>> Begin

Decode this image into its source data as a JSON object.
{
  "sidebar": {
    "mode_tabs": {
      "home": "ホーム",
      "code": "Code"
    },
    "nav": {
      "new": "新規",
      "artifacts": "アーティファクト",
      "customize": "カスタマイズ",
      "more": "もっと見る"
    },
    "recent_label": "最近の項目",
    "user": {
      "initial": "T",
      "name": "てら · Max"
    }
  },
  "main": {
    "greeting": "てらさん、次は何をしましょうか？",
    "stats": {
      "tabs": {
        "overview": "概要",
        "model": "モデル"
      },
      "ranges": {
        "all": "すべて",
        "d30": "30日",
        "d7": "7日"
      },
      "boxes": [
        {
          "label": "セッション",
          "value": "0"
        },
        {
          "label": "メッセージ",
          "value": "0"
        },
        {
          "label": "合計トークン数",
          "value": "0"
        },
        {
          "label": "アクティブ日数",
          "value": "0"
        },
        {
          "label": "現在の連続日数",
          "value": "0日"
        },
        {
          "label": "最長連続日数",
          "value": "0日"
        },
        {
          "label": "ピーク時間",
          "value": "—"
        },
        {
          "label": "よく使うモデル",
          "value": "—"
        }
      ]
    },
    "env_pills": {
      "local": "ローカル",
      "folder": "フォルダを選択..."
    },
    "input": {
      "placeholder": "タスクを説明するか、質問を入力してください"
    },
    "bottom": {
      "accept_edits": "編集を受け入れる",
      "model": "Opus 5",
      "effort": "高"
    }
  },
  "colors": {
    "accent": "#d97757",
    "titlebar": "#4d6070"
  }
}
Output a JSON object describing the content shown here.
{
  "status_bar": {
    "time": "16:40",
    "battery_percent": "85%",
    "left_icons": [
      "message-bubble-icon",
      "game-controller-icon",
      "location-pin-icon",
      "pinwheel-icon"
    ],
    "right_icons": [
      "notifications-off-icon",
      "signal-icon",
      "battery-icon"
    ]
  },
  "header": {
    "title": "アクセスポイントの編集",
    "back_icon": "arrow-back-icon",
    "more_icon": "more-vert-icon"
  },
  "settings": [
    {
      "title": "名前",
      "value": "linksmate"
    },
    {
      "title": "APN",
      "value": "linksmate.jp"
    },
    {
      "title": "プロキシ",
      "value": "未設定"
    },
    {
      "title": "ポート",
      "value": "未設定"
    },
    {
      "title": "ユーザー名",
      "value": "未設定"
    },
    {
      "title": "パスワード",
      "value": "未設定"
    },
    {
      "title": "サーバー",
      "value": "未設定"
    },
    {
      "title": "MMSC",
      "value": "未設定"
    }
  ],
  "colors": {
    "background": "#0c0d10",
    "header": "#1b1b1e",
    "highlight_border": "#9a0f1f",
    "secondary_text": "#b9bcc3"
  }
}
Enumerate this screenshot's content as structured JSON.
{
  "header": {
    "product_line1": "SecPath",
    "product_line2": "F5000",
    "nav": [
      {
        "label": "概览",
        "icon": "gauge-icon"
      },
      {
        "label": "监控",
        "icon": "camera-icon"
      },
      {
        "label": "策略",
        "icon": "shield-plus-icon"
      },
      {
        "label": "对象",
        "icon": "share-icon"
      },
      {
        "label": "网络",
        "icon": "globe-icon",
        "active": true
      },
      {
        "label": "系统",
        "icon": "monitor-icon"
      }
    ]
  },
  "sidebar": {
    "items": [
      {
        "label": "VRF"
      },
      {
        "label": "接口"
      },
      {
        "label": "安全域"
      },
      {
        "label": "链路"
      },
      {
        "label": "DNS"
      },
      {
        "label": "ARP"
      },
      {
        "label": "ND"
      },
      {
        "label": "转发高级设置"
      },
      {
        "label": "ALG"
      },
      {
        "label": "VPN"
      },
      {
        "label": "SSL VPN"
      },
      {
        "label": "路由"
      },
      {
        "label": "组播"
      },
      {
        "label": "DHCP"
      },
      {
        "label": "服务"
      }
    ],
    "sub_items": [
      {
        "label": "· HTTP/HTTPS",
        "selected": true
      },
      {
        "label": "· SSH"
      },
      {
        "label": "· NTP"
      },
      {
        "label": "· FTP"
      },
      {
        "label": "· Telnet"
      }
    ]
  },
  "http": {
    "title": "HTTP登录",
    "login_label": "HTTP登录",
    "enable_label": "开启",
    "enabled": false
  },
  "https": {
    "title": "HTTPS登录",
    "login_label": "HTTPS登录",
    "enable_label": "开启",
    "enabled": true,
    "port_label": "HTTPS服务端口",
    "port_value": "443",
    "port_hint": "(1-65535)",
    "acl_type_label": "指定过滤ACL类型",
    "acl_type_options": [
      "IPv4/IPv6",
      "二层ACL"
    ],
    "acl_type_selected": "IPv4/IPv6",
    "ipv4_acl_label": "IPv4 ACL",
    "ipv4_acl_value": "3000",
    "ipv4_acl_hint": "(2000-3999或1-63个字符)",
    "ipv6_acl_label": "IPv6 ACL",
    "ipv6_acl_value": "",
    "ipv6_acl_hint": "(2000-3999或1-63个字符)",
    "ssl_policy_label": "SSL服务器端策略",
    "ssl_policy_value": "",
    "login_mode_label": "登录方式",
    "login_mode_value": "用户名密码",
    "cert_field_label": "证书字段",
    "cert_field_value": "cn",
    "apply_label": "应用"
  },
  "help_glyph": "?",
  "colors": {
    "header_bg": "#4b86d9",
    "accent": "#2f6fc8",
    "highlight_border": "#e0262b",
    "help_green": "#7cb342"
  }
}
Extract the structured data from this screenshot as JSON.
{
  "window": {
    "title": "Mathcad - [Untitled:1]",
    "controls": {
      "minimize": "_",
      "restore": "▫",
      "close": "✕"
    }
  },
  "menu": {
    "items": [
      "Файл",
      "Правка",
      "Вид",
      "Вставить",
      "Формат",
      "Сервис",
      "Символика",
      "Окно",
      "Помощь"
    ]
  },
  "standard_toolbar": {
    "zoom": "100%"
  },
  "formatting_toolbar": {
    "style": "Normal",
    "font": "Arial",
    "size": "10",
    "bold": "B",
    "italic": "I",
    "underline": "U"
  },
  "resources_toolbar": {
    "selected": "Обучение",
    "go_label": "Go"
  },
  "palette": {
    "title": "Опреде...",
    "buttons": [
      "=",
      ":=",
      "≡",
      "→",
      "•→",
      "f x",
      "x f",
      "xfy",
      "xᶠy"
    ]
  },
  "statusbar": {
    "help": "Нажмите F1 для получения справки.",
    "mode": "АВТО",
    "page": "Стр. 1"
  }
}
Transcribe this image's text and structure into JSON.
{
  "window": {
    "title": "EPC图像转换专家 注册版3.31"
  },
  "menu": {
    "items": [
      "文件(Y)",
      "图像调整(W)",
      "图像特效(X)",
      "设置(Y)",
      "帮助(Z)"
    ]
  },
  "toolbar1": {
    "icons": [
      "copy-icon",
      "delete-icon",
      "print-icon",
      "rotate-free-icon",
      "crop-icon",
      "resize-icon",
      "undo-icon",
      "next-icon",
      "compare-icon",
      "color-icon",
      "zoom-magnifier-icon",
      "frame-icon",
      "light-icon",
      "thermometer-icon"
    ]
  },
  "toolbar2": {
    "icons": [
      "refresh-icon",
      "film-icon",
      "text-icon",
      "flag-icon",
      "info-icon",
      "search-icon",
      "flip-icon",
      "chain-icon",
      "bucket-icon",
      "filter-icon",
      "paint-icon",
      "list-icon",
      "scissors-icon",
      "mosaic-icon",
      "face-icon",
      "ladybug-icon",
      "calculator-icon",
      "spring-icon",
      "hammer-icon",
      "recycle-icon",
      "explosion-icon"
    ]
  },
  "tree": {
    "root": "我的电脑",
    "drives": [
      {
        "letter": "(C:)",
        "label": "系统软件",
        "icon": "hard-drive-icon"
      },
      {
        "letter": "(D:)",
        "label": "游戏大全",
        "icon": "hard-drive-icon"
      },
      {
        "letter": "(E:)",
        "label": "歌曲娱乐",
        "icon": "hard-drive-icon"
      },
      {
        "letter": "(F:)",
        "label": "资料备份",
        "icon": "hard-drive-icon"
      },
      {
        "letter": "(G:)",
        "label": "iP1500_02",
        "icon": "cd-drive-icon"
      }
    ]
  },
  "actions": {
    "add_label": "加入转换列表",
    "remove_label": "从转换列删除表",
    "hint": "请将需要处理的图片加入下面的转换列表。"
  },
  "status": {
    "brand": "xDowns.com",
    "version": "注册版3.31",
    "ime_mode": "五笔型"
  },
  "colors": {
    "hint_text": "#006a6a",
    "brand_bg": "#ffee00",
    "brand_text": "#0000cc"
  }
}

>> End

Reproduce every line from the entries that holds the word "letter".

▶ RESPONSE BELOW:
        "letter": "(C:)",
        "letter": "(D:)",
        "letter": "(E:)",
        "letter": "(F:)",
        "letter": "(G:)",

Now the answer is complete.